*Information given*:
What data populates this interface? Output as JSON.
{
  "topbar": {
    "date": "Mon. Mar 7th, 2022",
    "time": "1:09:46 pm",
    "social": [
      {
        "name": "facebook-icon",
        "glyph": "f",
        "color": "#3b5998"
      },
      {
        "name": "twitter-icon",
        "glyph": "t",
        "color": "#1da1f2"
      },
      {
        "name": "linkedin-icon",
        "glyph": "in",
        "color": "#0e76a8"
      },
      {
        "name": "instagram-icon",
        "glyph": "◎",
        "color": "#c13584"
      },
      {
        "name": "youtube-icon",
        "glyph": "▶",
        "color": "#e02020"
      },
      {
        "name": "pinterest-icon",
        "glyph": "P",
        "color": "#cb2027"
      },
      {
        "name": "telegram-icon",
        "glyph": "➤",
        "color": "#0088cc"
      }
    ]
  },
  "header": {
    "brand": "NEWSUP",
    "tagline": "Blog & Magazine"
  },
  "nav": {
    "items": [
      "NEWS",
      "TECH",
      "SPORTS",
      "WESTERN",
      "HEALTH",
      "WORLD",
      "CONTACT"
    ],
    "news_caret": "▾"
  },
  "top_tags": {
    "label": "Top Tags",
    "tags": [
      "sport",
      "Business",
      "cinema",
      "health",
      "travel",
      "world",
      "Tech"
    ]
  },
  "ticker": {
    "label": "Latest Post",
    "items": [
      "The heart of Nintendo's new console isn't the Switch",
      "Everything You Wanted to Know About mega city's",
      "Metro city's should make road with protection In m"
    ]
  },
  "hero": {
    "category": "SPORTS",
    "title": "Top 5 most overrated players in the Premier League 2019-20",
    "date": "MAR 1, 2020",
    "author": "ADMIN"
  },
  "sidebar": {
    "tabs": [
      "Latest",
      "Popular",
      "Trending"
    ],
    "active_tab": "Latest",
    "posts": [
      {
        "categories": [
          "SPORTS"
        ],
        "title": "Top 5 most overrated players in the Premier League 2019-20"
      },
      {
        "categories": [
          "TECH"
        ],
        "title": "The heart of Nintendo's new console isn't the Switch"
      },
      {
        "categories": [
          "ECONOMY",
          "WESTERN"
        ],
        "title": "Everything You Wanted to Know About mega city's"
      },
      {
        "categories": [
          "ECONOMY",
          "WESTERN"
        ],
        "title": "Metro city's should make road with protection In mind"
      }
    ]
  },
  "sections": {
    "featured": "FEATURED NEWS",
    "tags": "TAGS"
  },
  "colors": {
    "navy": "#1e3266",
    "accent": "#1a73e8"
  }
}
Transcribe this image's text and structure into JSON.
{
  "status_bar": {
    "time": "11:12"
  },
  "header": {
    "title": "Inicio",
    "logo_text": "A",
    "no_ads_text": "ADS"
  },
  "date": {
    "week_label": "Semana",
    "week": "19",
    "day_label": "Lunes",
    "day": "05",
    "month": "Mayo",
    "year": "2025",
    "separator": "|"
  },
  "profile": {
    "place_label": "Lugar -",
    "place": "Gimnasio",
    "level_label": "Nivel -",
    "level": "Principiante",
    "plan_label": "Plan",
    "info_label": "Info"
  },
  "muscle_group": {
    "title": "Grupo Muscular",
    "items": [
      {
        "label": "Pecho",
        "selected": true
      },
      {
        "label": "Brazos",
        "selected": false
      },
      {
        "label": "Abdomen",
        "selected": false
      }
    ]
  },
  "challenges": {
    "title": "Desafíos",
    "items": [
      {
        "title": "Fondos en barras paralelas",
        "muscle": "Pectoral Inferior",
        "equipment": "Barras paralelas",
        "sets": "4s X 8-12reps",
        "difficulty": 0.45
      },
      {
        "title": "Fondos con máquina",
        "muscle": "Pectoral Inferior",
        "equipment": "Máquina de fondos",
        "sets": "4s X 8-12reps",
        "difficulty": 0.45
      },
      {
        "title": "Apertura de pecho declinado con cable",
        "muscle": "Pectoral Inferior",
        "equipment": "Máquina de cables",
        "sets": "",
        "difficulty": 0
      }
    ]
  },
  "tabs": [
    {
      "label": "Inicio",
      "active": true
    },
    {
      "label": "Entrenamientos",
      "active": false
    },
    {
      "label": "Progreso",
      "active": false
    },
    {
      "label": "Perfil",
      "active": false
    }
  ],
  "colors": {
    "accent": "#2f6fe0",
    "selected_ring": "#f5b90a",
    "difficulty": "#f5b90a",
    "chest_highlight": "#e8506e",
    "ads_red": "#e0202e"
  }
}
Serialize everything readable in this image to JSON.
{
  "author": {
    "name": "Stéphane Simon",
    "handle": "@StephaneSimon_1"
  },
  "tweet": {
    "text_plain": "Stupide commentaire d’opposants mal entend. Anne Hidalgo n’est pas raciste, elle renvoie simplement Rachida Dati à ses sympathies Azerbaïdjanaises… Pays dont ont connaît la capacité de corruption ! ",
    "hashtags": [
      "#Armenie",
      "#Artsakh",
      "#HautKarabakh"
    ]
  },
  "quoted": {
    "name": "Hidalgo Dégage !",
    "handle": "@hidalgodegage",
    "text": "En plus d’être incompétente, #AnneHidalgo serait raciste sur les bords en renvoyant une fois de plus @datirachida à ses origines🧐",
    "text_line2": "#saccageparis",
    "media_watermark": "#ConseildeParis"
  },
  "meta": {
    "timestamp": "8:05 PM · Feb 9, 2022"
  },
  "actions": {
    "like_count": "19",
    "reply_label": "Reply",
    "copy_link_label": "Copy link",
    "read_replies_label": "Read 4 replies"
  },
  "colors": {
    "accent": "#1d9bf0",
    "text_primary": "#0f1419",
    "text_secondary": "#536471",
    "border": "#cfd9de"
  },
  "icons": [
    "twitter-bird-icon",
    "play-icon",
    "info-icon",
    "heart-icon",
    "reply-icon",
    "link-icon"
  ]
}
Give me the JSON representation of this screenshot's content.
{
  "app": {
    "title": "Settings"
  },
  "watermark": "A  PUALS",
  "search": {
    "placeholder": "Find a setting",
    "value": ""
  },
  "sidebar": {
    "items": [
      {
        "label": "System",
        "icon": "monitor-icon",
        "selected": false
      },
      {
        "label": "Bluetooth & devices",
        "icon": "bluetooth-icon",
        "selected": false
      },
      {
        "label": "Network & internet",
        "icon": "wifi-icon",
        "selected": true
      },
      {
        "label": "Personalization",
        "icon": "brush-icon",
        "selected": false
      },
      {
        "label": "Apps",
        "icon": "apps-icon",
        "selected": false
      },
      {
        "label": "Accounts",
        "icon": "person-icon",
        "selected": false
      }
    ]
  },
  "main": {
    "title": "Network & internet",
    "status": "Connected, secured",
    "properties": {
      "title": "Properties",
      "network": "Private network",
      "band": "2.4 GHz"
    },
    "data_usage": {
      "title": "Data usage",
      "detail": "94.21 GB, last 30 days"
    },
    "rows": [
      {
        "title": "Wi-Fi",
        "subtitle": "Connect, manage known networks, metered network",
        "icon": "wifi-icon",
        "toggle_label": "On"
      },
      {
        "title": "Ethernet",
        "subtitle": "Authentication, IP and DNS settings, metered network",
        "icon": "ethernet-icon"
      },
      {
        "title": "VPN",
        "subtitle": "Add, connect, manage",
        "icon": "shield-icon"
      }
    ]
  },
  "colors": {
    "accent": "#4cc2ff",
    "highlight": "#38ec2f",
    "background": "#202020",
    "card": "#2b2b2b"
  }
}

*Given exercise*:
Nothing may be left out: return each entry exactly as it reads.

*Written response*:
What data populates this interface? Output as JSON.
{
  "topbar": {
    "date": "Mon. Mar 7th, 2022",
    "time": "1:09:46 pm",
    "social": [
      {
        "name": "facebook-icon",
        "glyph": "f",
        "color": "#3b5998"
      },
      {
        "name": "twitter-icon",
        "glyph": "t",
        "color": "#1da1f2"
      },
      {
        "name": "linkedin-icon",
        "glyph": "in",
        "color": "#0e76a8"
      },
      {
        "name": "instagram-icon",
        "glyph": "◎",
        "color": "#c13584"
      },
      {
        "name": "youtube-icon",
        "glyph": "▶",
        "color": "#e02020"
      },
      {
        "name": "pinterest-icon",
        "glyph": "P",
        "color": "#cb2027"
      },
      {
        "name": "telegram-icon",
        "glyph": "➤",
        "color": "#0088cc"
      }
    ]
  },
  "header": {
    "brand": "NEWSUP",
    "tagline": "Blog & Magazine"
  },
  "nav": {
    "items": [
      "NEWS",
      "TECH",
      "SPORTS",
      "WESTERN",
      "HEALTH",
      "WORLD",
      "CONTACT"
    ],
    "news_caret": "▾"
  },
  "top_tags": {
    "label": "Top Tags",
    "tags": [
      "sport",
      "Business",
      "cinema",
      "health",
      "travel",
      "world",
      "Tech"
    ]
  },
  "ticker": {
    "label": "Latest Post",
    "items": [
      "The heart of Nintendo's new console isn't the Switch",
      "Everything You Wanted to Know About mega city's",
      "Metro city's should make road with protection In m"
    ]
  },
  "hero": {
    "category": "SPORTS",
    "title": "Top 5 most overrated players in the Premier League 2019-20",
    "date": "MAR 1, 2020",
    "author": "ADMIN"
  },
  "sidebar": {
    "tabs": [
      "Latest",
      "Popular",
      "Trending"
    ],
    "active_tab": "Latest",
    "posts": [
      {
        "categories": [
          "SPORTS"
        ],
        "title": "Top 5 most overrated players in the Premier League 2019-20"
      },
      {
        "categories": [
          "TECH"
        ],
        "title": "The heart of Nintendo's new console isn't the Switch"
      },
      {
        "categories": [
          "ECONOMY",
          "WESTERN"
        ],
        "title": "Everything You Wanted to Know About mega city's"
      },
      {
        "categories": [
          "ECONOMY",
          "WESTERN"
        ],
        "title": "Metro city's should make road with protection In mind"
      }
    ]
  },
  "sections": {
    "featured": "FEATURED NEWS",
    "tags": "TAGS"
  },
  "colors": {
    "navy": "#1e3266",
    "accent": "#1a73e8"
  }
}
Transcribe this image's text and structure into JSON.
{
  "status_bar": {
    "time": "11:12"
  },
  "header": {
    "title": "Inicio",
    "logo_text": "A",
    "no_ads_text": "ADS"
  },
  "date": {
    "week_label": "Semana",
    "week": "19",
    "day_label": "Lunes",
    "day": "05",
    "month": "Mayo",
    "year": "2025",
    "separator": "|"
  },
  "profile": {
    "place_label": "Lugar -",
    "place": "Gimnasio",
    "level_label": "Nivel -",
    "level": "Principiante",
    "plan_label": "Plan",
    "info_label": "Info"
  },
  "muscle_group": {
    "title": "Grupo Muscular",
    "items": [
      {
        "label": "Pecho",
        "selected": true
      },
      {
        "label": "Brazos",
        "selected": false
      },
      {
        "label": "Abdomen",
        "selected": false
      }
    ]
  },
  "challenges": {
    "title": "Desafíos",
    "items": [
      {
        "title": "Fondos en barras paralelas",
        "muscle": "Pectoral Inferior",
        "equipment": "Barras paralelas",
        "sets": "4s X 8-12reps",
        "difficulty": 0.45
      },
      {
        "title": "Fondos con máquina",
        "muscle": "Pectoral Inferior",
        "equipment": "Máquina de fondos",
        "sets": "4s X 8-12reps",
        "difficulty": 0.45
      },
      {
        "title": "Apertura de pecho declinado con cable",
        "muscle": "Pectoral Inferior",
        "equipment": "Máquina de cables",
        "sets": "",
        "difficulty": 0
      }
    ]
  },
  "tabs": [
    {
      "label": "Inicio",
      "active": true
    },
    {
      "label": "Entrenamientos",
      "active": false
    },
    {
      "label": "Progreso",
      "active": false
    },
    {
      "label": "Perfil",
      "active": false
    }
  ],
  "colors": {
    "accent": "#2f6fe0",
    "selected_ring": "#f5b90a",
    "difficulty": "#f5b90a",
    "chest_highlight": "#e8506e",
    "ads_red": "#e0202e"
  }
}
Serialize everything readable in this image to JSON.
{
  "author": {
    "name": "Stéphane Simon",
    "handle": "@StephaneSimon_1"
  },
  "tweet": {
    "text_plain": "Stupide commentaire d’opposants mal entend. Anne Hidalgo n’est pas raciste, elle renvoie simplement Rachida Dati à ses sympathies Azerbaïdjanaises… Pays dont ont connaît la capacité de corruption ! ",
    "hashtags": [
      "#Armenie",
      "#Artsakh",
      "#HautKarabakh"
    ]
  },
  "quoted": {
    "name": "Hidalgo Dégage !",
    "handle": "@hidalgodegage",
    "text": "En plus d’être incompétente, #AnneHidalgo serait raciste sur les bords en renvoyant une fois de plus @datirachida à ses origines🧐",
    "text_line2": "#saccageparis",
    "media_watermark": "#ConseildeParis"
  },
  "meta": {
    "timestamp": "8:05 PM · Feb 9, 2022"
  },
  "actions": {
    "like_count": "19",
    "reply_label": "Reply",
    "copy_link_label": "Copy link",
    "read_replies_label": "Read 4 replies"
  },
  "colors": {
    "accent": "#1d9bf0",
    "text_primary": "#0f1419",
    "text_secondary": "#536471",
    "border": "#cfd9de"
  },
  "icons": [
    "twitter-bird-icon",
    "play-icon",
    "info-icon",
    "heart-icon",
    "reply-icon",
    "link-icon"
  ]
}
Give me the JSON representation of this screenshot's content.
{
  "app": {
    "title": "Settings"
  },
  "watermark": "A  PUALS",
  "search": {
    "placeholder": "Find a setting",
    "value": ""
  },
  "sidebar": {
    "items": [
      {
        "label": "System",
        "icon": "monitor-icon",
        "selected": false
      },
      {
        "label": "Bluetooth & devices",
        "icon": "bluetooth-icon",
        "selected": false
      },
      {
        "label": "Network & internet",
        "icon": "wifi-icon",
        "selected": true
      },
      {
        "label": "Personalization",
        "icon": "brush-icon",
        "selected": false
      },
      {
        "label": "Apps",
        "icon": "apps-icon",
        "selected": false
      },
      {
        "label": "Accounts",
        "icon": "person-icon",
        "selected": false
      }
    ]
  },
  "main": {
    "title": "Network & internet",
    "status": "Connected, secured",
    "properties": {
      "title": "Properties",
      "network": "Private network",
      "band": "2.4 GHz"
    },
    "data_usage": {
      "title": "Data usage",
      "detail": "94.21 GB, last 30 days"
    },
    "rows": [
      {
        "title": "Wi-Fi",
        "subtitle": "Connect, manage known networks, metered network",
        "icon": "wifi-icon",
        "toggle_label": "On"
      },
      {
        "title": "Ethernet",
        "subtitle": "Authentication, IP and DNS settings, metered network",
        "icon": "ethernet-icon"
      },
      {
        "title": "VPN",
        "subtitle": "Add, connect, manage",
        "icon": "shield-icon"
      }
    ]
  },
  "colors": {
    "accent": "#4cc2ff",
    "highlight": "#38ec2f",
    "background": "#202020",
    "card": "#2b2b2b"
  }
}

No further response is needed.